Scan the records and identify every line in which the string "celle" occurs, then return those lines.

■ INFORMATION GIVEN:
● ● ● ●

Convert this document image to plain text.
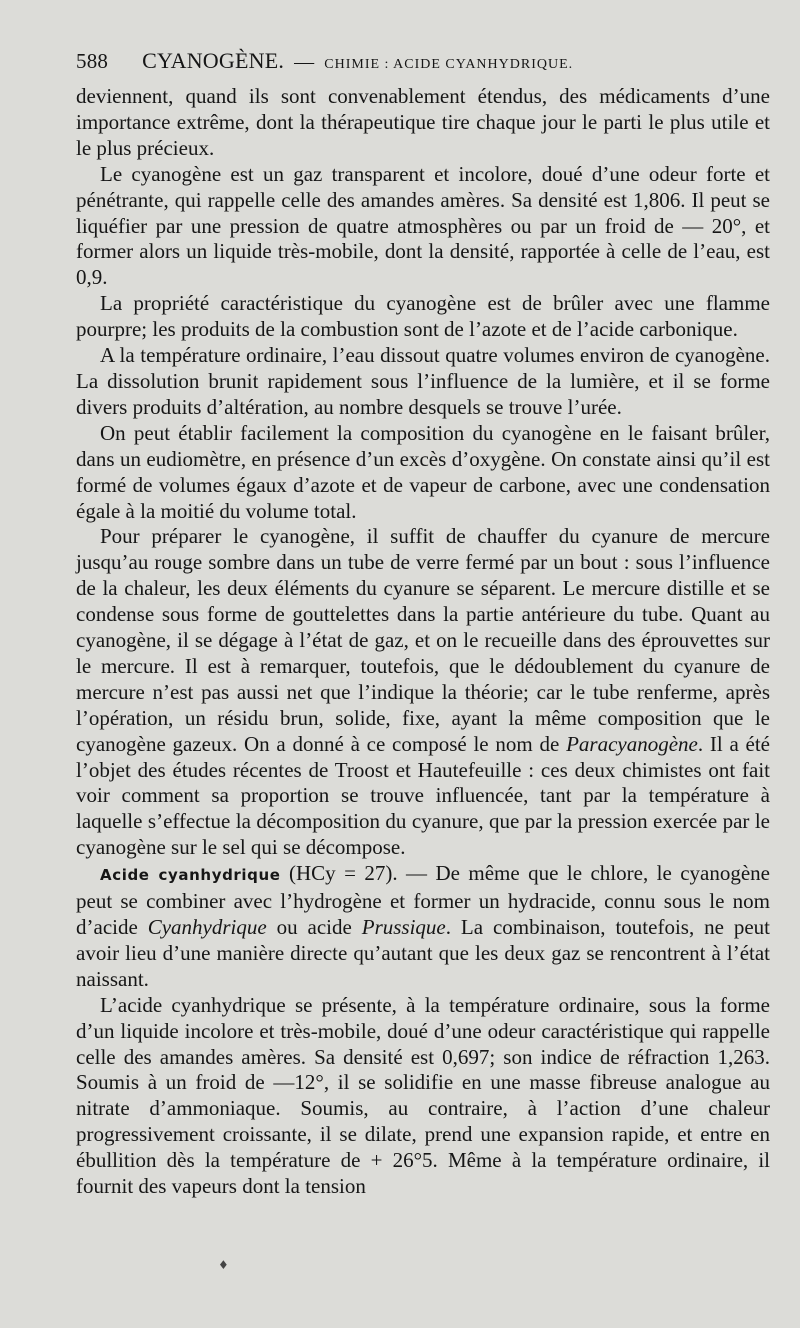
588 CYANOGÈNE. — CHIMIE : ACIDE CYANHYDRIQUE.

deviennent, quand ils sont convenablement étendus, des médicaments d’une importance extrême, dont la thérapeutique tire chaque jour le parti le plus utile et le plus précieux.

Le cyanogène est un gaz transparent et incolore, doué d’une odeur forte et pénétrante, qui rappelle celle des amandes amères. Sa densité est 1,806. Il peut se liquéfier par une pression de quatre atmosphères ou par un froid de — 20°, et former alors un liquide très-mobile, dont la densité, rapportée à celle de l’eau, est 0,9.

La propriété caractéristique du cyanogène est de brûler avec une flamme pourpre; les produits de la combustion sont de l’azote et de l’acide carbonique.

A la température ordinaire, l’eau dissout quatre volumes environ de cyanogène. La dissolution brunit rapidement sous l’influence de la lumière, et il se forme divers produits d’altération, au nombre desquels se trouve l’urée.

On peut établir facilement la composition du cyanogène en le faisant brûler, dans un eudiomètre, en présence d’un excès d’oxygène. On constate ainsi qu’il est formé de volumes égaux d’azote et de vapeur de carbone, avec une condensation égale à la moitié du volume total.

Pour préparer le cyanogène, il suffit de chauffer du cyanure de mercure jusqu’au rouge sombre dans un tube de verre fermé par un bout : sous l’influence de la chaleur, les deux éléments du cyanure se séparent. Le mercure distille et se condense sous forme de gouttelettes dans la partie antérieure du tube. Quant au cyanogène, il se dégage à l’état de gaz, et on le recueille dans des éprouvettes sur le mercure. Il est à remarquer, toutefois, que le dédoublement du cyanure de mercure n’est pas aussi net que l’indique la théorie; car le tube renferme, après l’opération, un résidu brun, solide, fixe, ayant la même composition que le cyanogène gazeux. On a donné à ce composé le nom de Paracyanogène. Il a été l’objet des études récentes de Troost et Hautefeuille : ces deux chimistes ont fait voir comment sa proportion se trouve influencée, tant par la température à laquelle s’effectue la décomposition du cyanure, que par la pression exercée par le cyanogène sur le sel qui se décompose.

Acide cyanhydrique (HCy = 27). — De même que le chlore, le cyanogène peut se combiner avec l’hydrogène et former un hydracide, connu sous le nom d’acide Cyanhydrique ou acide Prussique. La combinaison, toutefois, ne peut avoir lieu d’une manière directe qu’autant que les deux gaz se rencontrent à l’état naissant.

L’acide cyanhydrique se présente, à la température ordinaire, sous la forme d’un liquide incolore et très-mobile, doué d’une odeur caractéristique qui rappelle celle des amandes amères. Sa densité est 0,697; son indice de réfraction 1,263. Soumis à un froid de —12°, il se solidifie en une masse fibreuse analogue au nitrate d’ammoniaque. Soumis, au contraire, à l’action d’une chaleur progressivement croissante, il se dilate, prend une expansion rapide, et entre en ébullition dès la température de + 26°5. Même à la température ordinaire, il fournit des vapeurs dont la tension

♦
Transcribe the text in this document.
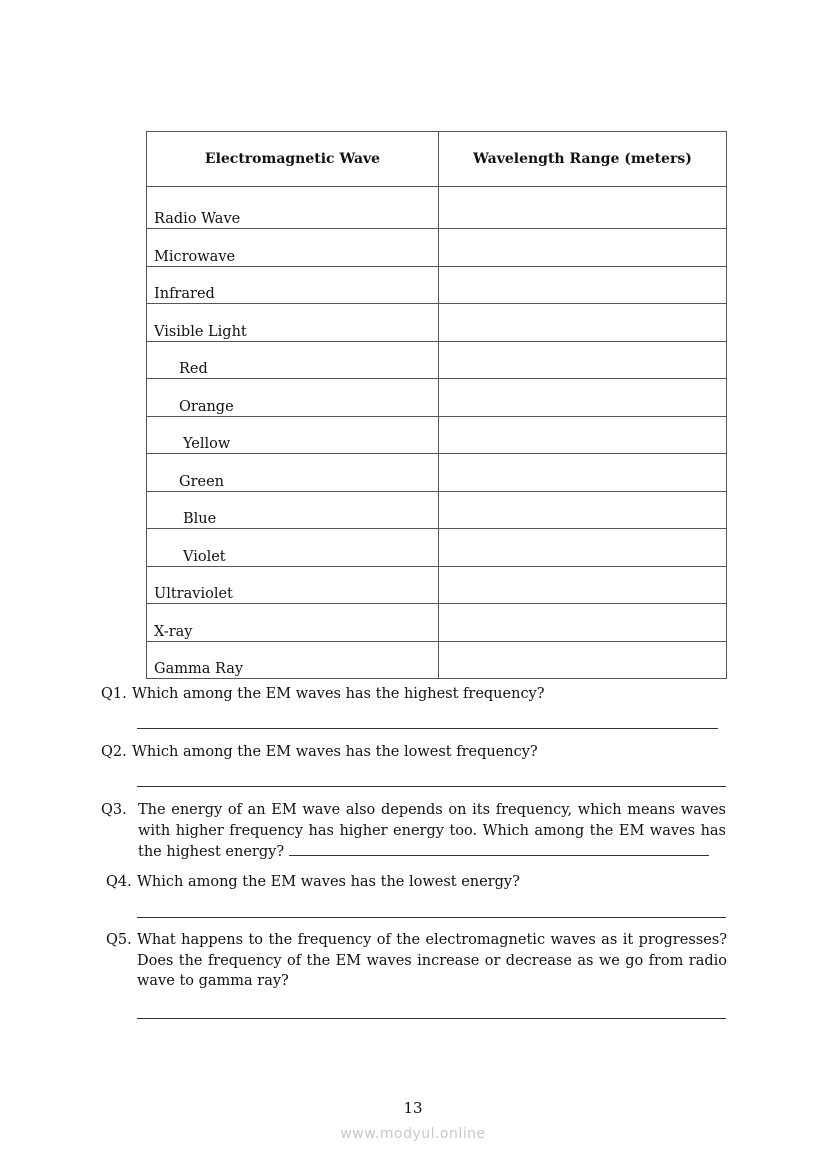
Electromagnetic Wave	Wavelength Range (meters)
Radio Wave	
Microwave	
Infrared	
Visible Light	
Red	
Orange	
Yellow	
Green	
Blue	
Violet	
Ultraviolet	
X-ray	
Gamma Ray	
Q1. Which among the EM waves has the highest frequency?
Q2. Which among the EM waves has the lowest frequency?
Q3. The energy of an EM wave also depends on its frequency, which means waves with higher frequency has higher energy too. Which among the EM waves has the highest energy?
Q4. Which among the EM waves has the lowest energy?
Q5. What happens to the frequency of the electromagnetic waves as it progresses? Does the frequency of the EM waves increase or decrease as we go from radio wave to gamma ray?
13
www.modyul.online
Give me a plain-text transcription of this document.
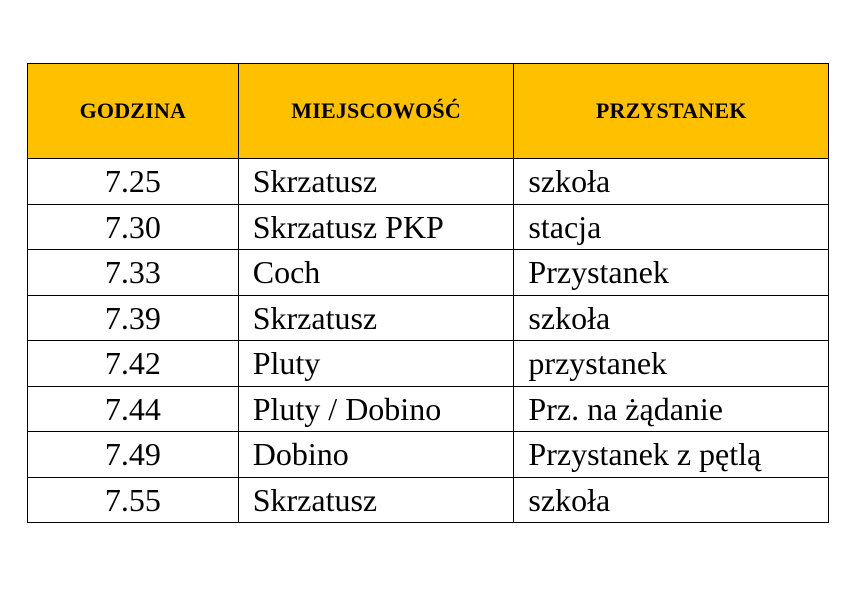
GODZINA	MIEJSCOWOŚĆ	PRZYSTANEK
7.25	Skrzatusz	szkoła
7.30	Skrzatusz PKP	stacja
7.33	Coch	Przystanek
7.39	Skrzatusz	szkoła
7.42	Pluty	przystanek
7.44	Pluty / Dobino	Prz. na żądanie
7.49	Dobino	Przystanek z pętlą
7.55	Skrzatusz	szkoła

● ● ● ●

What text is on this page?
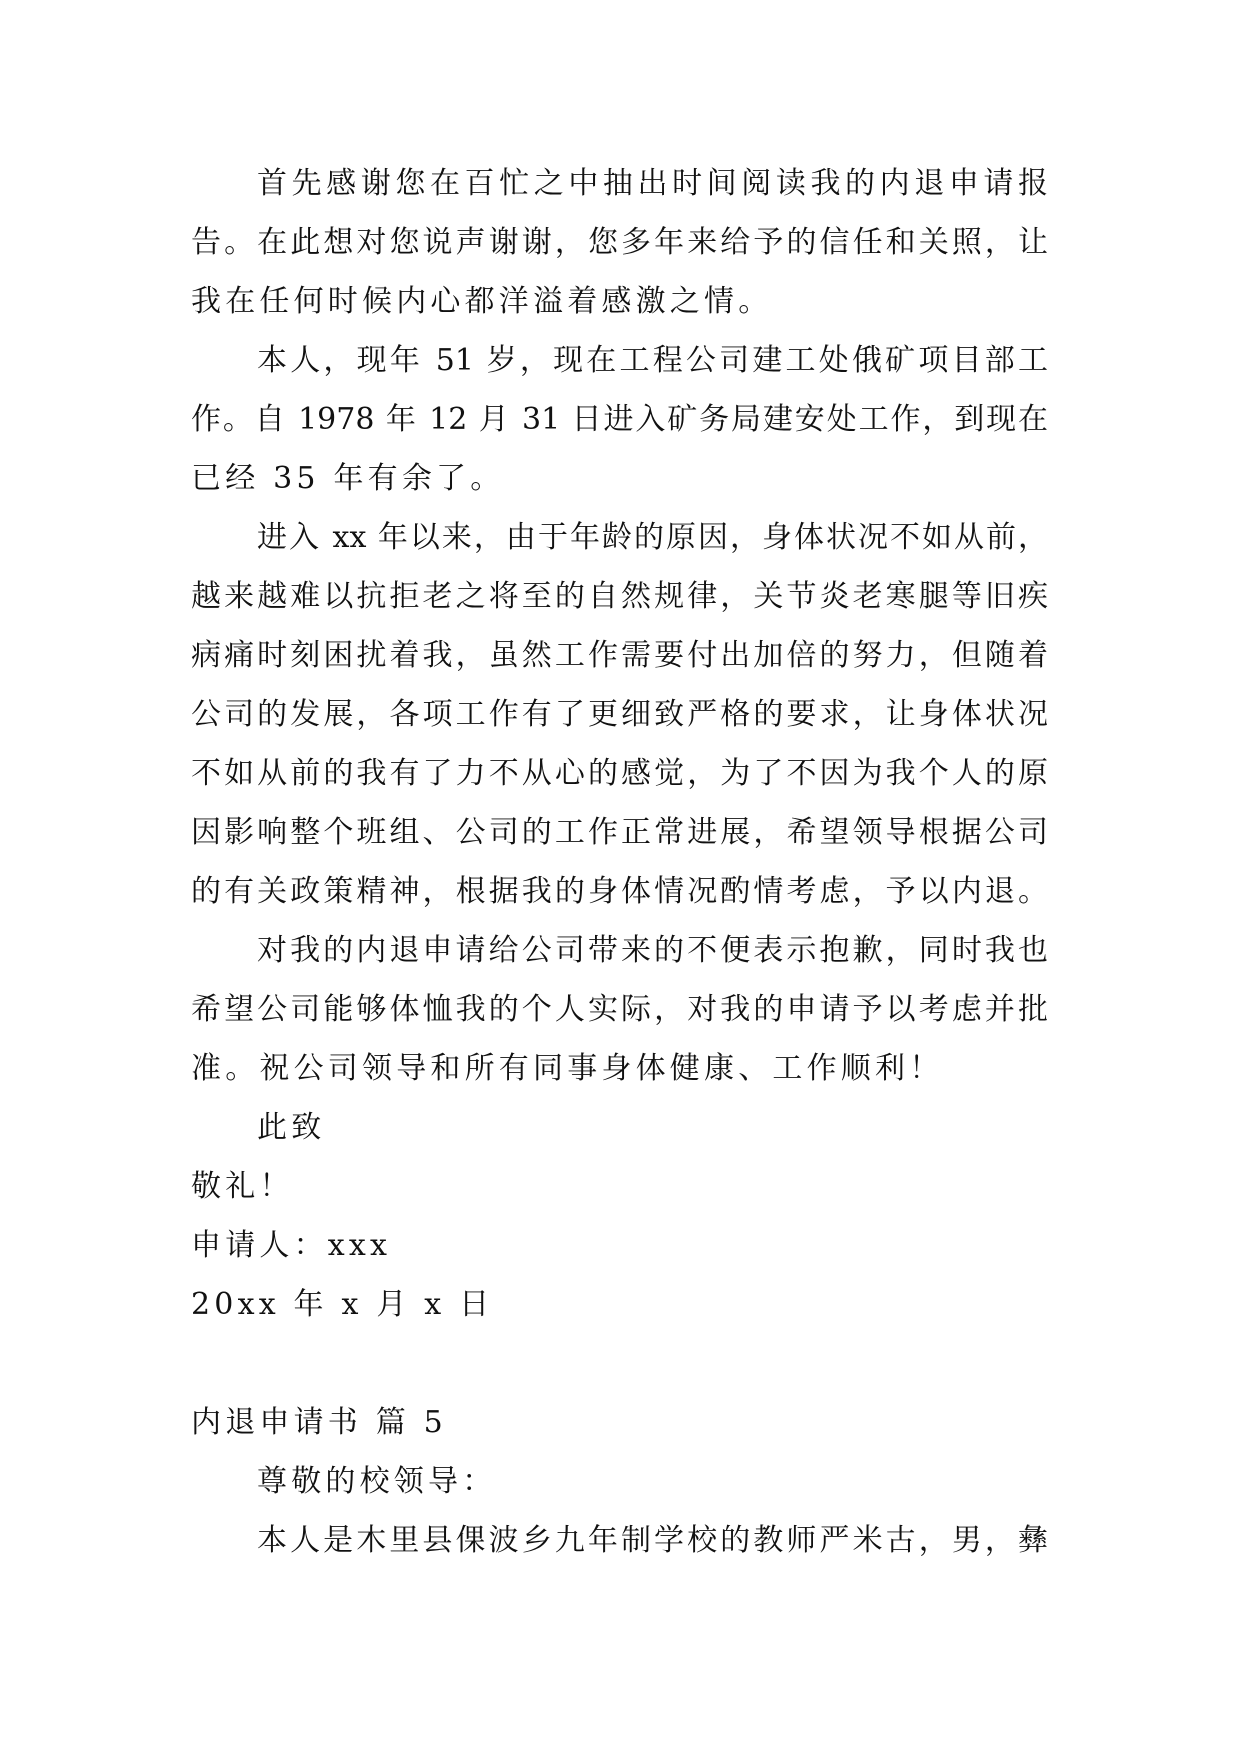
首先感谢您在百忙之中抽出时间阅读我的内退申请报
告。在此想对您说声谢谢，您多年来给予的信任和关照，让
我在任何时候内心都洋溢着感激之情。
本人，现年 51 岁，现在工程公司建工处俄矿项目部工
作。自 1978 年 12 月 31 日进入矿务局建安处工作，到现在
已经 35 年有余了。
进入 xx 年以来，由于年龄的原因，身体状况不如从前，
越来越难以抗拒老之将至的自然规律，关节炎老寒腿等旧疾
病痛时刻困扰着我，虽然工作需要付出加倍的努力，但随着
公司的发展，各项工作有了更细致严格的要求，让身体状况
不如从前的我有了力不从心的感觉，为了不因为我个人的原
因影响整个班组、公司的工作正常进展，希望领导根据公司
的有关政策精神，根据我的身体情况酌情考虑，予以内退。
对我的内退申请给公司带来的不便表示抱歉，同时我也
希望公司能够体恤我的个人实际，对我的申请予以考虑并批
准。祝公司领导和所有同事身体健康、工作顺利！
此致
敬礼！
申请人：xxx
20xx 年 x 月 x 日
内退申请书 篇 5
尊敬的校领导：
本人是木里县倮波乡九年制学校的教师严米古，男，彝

● ● ● ●

■ EXERCISE OUTPUT:
Le cyanogène est un gaz transparent et incolore, doué d’une odeur forte et pénétrante, qui rappelle celle des amandes amères. Sa densité est 1,806. Il peut se liquéfier par une pression de quatre atmosphères ou par un froid de — 20°, et former alors un liquide très-mobile, dont la densité, rapportée à celle de l’eau, est 0,9.
L’acide cyanhydrique se présente, à la température ordinaire, sous la forme d’un liquide incolore et très-mobile, doué d’une odeur caractéristique qui rappelle celle des amandes amères. Sa densité est 0,697; son indice de réfraction 1,263. Soumis à un froid de —12°, il se solidifie en une masse fibreuse analogue au nitrate d’ammoniaque. Soumis, au contraire, à l’action d’une chaleur progressivement croissante, il se dilate, prend une expansion rapide, et entre en ébullition dès la température de + 26°5. Même à la température ordinaire, il fournit des vapeurs dont la tension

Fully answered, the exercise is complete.